▸ Exercise aim: In the material below, identify each line bearing the word "average". Reproduce those lines.

[Figure data in JSON]
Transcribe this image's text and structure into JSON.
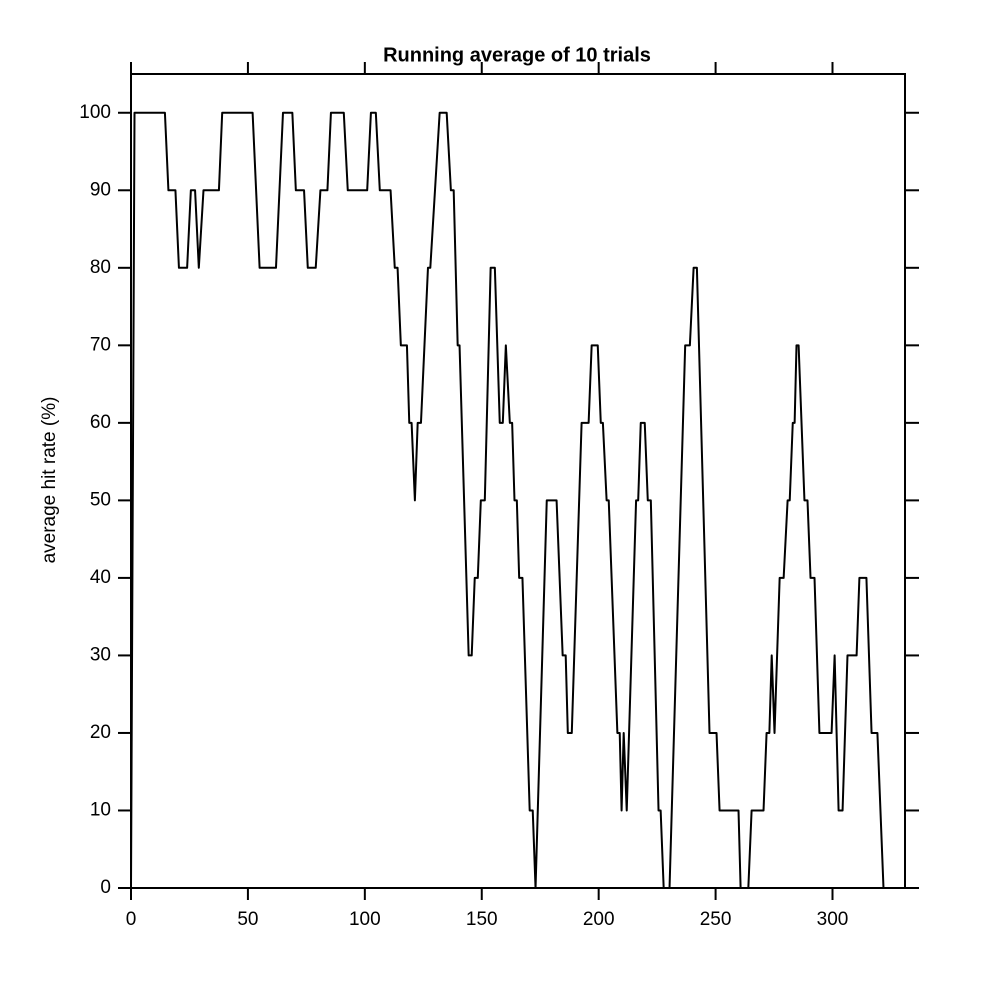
{
  "chart_data": {
    "type": "line",
    "title": "Running average of 10 trials",
    "ylabel": "average hit rate (%)",
    "color": "#000000",
    "xlim": [
      0,
      331
    ],
    "ylim": [
      0,
      105
    ],
    "xticks": [
      0,
      50,
      100,
      150,
      200,
      250,
      300
    ],
    "yticks": [
      0,
      10,
      20,
      30,
      40,
      50,
      60,
      70,
      80,
      90,
      100
    ],
    "x": [
      0,
      1.5,
      14.5,
      16,
      19,
      20.5,
      24,
      25.6,
      27.4,
      29,
      31,
      37.6,
      39,
      52,
      55,
      62,
      65,
      69,
      70.5,
      74,
      75.6,
      79,
      81,
      84,
      85.5,
      91,
      92.7,
      101,
      102.6,
      104.7,
      106.4,
      111,
      112.8,
      114,
      115.4,
      118,
      119,
      120,
      121.4,
      122.6,
      124,
      127,
      128,
      130,
      132,
      135,
      136.8,
      138,
      139.7,
      140.5,
      144.4,
      145.7,
      147,
      148.3,
      149.6,
      151.3,
      153.8,
      155.6,
      157.7,
      159,
      160.3,
      162,
      163,
      164,
      165,
      166,
      167.4,
      170.5,
      171.8,
      173,
      177.8,
      182,
      184.6,
      185.9,
      186.8,
      188.5,
      192.7,
      195.7,
      197,
      199.6,
      200.9,
      201.8,
      203.4,
      204.3,
      208,
      209,
      209.8,
      210.7,
      212,
      216,
      216.9,
      218,
      219.7,
      221,
      222.3,
      225.6,
      226.5,
      227.8,
      230.3,
      237,
      239,
      240.6,
      242,
      247.4,
      250.4,
      251.7,
      259.8,
      260.7,
      264,
      265.4,
      270.5,
      271.8,
      273,
      274,
      275.2,
      277.4,
      279.1,
      280.8,
      281.7,
      283,
      283.8,
      284.6,
      285.5,
      288,
      289.3,
      290.6,
      292.3,
      294.4,
      299.6,
      300.9,
      302.6,
      304.3,
      306.4,
      310.3,
      311.5,
      314.5,
      316.7,
      319.2,
      321.8
    ],
    "y": [
      0,
      100,
      100,
      90,
      90,
      80,
      80,
      90,
      90,
      80,
      90,
      90,
      100,
      100,
      80,
      80,
      100,
      100,
      90,
      90,
      80,
      80,
      90,
      90,
      100,
      100,
      90,
      90,
      100,
      100,
      90,
      90,
      80,
      80,
      70,
      70,
      60,
      60,
      50,
      60,
      60,
      80,
      80,
      90,
      100,
      100,
      90,
      90,
      70,
      70,
      30,
      30,
      40,
      40,
      50,
      50,
      80,
      80,
      60,
      60,
      70,
      60,
      60,
      50,
      50,
      40,
      40,
      10,
      10,
      0,
      50,
      50,
      30,
      30,
      20,
      20,
      60,
      60,
      70,
      70,
      60,
      60,
      50,
      50,
      20,
      20,
      10,
      20,
      10,
      50,
      50,
      60,
      60,
      50,
      50,
      10,
      10,
      0,
      0,
      70,
      70,
      80,
      80,
      20,
      20,
      10,
      10,
      0,
      0,
      10,
      10,
      20,
      20,
      30,
      20,
      40,
      40,
      50,
      50,
      60,
      60,
      70,
      70,
      50,
      50,
      40,
      40,
      20,
      20,
      30,
      10,
      10,
      30,
      30,
      40,
      40,
      20,
      20,
      0
    ]
  }
}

▸ Problem solution:
    "title": "Running average of 10 trials",
    "ylabel": "average hit rate (%)",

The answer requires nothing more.